[Dataset entries on figures]
▽
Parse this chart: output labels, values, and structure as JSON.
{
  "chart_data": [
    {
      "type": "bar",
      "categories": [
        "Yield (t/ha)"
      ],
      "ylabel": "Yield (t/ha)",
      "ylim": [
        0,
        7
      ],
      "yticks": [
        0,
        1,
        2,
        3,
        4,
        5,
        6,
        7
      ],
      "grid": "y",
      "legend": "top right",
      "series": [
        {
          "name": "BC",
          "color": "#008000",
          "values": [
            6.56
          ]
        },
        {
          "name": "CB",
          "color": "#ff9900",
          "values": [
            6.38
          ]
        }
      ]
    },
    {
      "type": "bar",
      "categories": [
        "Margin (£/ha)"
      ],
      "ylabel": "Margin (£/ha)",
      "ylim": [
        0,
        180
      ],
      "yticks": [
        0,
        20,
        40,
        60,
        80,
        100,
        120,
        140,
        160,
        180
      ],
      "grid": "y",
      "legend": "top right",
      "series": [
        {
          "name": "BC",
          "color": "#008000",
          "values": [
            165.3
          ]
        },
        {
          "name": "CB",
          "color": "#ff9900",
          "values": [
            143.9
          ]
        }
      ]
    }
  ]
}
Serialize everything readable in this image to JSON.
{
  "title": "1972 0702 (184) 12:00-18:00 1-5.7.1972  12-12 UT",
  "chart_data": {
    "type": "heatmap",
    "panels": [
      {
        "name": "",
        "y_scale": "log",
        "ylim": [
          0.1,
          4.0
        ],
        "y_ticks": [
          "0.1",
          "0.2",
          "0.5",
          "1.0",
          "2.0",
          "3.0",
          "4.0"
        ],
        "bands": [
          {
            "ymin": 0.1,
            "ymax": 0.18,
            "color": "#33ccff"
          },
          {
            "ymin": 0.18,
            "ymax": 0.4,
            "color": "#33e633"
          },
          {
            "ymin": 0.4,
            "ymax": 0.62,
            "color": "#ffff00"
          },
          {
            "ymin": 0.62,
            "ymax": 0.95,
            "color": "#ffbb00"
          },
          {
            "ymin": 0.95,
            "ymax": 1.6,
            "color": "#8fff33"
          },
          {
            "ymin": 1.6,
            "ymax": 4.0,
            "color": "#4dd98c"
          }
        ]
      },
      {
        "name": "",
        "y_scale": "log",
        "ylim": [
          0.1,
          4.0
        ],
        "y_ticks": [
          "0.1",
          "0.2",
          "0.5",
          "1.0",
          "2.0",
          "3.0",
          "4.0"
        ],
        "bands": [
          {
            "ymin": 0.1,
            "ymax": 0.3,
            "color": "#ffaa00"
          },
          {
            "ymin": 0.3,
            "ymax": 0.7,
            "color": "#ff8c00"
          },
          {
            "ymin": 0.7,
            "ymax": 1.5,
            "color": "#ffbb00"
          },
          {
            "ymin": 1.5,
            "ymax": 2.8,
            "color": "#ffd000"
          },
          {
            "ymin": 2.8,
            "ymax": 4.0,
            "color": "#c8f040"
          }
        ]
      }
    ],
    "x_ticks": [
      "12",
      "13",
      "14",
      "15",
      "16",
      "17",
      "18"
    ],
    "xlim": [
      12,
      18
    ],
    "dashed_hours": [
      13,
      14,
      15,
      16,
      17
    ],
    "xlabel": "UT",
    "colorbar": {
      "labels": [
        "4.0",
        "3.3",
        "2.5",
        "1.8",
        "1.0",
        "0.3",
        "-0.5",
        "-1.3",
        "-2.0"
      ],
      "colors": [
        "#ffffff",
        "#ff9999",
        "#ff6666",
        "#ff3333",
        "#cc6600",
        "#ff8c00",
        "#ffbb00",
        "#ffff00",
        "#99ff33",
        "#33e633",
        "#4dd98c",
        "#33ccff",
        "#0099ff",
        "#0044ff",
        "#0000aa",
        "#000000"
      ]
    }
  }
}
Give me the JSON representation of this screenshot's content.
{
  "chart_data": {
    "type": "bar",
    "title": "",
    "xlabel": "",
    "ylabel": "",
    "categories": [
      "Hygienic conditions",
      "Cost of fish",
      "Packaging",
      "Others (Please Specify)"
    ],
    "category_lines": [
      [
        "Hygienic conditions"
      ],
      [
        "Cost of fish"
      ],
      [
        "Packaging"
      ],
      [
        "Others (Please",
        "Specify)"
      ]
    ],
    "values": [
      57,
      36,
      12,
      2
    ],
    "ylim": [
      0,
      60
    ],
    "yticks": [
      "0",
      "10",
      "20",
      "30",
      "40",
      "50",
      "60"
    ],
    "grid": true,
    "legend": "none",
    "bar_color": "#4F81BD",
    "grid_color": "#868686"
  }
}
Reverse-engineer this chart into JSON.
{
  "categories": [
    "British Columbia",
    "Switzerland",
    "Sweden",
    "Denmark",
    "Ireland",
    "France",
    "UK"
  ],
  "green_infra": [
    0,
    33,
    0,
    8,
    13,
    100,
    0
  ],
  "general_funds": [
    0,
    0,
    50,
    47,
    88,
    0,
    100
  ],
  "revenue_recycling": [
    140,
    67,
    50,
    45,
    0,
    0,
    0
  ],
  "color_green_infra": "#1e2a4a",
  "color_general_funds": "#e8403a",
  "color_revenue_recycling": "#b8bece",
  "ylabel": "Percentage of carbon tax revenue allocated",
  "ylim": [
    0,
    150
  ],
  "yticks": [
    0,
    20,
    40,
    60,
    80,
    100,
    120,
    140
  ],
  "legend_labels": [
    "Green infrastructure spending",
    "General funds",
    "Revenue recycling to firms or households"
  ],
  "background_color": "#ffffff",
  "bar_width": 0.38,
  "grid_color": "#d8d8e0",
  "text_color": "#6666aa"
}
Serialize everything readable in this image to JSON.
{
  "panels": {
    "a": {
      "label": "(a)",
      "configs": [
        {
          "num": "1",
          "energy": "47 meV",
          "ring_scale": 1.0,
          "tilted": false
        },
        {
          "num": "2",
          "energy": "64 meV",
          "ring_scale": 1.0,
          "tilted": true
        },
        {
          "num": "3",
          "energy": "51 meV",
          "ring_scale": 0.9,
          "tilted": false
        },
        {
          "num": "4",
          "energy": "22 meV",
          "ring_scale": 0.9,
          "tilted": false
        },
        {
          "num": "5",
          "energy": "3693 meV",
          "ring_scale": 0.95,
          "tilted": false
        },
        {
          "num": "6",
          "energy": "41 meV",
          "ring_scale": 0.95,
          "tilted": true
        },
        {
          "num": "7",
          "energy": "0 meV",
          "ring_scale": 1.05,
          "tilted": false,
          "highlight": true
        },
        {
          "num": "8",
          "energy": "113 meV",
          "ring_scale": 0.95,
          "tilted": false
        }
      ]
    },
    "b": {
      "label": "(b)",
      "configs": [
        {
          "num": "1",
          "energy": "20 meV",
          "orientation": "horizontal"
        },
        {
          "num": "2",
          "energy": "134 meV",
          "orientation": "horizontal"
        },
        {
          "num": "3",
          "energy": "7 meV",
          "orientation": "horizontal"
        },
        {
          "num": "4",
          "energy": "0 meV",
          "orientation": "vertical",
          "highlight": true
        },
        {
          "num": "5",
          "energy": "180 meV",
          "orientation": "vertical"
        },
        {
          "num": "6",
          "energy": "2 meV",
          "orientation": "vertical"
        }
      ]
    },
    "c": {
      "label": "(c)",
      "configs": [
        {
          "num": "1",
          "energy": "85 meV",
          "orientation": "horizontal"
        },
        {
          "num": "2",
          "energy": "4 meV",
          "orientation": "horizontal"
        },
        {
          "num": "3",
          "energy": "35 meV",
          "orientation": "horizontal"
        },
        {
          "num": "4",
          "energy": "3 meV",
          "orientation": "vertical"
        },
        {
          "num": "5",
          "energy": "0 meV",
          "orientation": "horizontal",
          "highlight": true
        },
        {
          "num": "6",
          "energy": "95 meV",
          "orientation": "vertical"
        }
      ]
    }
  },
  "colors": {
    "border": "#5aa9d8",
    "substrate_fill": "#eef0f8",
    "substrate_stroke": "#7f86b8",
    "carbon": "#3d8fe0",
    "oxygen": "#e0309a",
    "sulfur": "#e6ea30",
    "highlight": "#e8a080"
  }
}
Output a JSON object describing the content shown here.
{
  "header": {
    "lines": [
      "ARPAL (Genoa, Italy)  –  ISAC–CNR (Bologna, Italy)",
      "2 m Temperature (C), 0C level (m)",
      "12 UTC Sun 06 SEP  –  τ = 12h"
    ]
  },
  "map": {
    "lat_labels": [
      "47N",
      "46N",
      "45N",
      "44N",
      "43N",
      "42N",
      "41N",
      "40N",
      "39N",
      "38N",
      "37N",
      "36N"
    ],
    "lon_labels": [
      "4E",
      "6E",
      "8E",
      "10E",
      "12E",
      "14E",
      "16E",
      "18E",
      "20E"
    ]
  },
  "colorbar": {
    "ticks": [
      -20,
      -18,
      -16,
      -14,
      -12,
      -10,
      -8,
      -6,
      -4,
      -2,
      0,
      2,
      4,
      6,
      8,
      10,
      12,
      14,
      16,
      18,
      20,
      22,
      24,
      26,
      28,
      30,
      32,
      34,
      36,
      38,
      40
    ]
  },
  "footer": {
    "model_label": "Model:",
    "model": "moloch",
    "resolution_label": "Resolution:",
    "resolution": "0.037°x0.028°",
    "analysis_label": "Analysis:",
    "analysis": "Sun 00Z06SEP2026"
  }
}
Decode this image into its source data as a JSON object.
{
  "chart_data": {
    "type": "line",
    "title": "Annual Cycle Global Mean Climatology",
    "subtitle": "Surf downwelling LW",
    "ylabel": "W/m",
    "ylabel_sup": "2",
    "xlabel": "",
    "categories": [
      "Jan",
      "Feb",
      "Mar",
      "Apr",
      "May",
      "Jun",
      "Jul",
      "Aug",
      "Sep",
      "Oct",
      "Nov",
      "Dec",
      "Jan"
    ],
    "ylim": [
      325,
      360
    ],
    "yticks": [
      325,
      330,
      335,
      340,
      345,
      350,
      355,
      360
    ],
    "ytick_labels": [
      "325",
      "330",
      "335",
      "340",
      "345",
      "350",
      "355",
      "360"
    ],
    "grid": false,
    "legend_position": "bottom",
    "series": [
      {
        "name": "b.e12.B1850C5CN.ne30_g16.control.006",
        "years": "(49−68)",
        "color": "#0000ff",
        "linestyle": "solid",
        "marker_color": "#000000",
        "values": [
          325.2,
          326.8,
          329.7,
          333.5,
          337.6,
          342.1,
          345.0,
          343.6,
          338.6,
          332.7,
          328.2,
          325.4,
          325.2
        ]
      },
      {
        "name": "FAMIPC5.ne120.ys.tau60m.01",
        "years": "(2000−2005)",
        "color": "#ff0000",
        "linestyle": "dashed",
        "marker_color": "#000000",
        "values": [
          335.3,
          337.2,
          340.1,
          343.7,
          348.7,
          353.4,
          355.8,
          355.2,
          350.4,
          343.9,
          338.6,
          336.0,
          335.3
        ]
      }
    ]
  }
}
△
Direction:
Your answer should be a single number: the count of lines containing the word "content".

Written reply:
2